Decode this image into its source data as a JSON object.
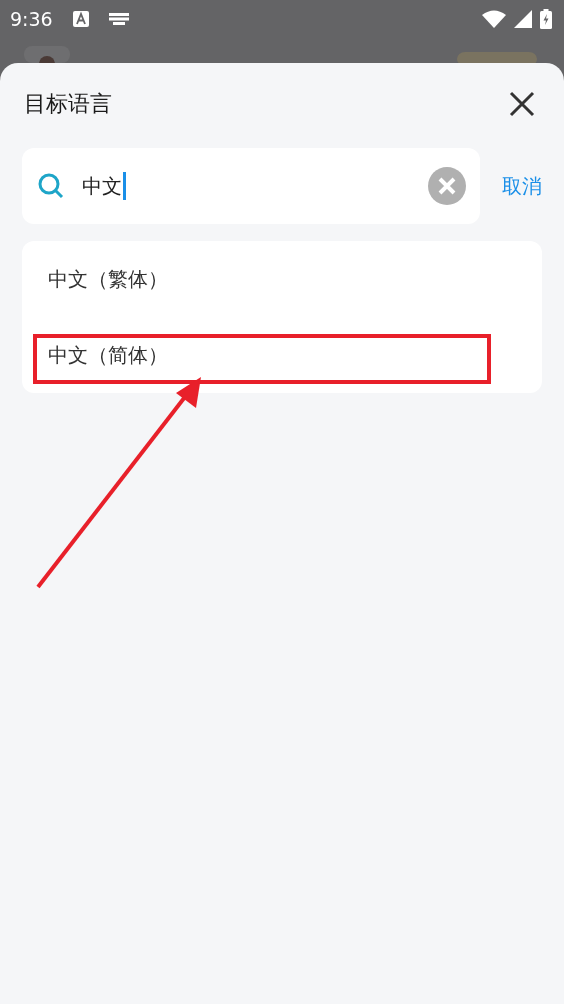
{
  "status_bar": {
    "time": "9:36"
  },
  "sheet": {
    "title": "目标语言"
  },
  "search": {
    "value": "中文",
    "cancel": "取消"
  },
  "results": [
    {
      "label": "中文（繁体）",
      "highlighted": false
    },
    {
      "label": "中文（简体）",
      "highlighted": true
    }
  ]
}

(Short exercise) Omit every picture while copying the listing above exactly.

(Answer to the task)
Decode this image into its source data as a JSON object.
{
  "status_bar": {
    "time": "9:36"
  },
  "sheet": {
    "title": "目标语言"
  },
  "search": {
    "value": "中文",
    "cancel": "取消"
  },
  "results": [
    {
      "label": "中文（繁体）",
      "highlighted": false
    },
    {
      "label": "中文（简体）",
      "highlighted": true
    }
  ]
}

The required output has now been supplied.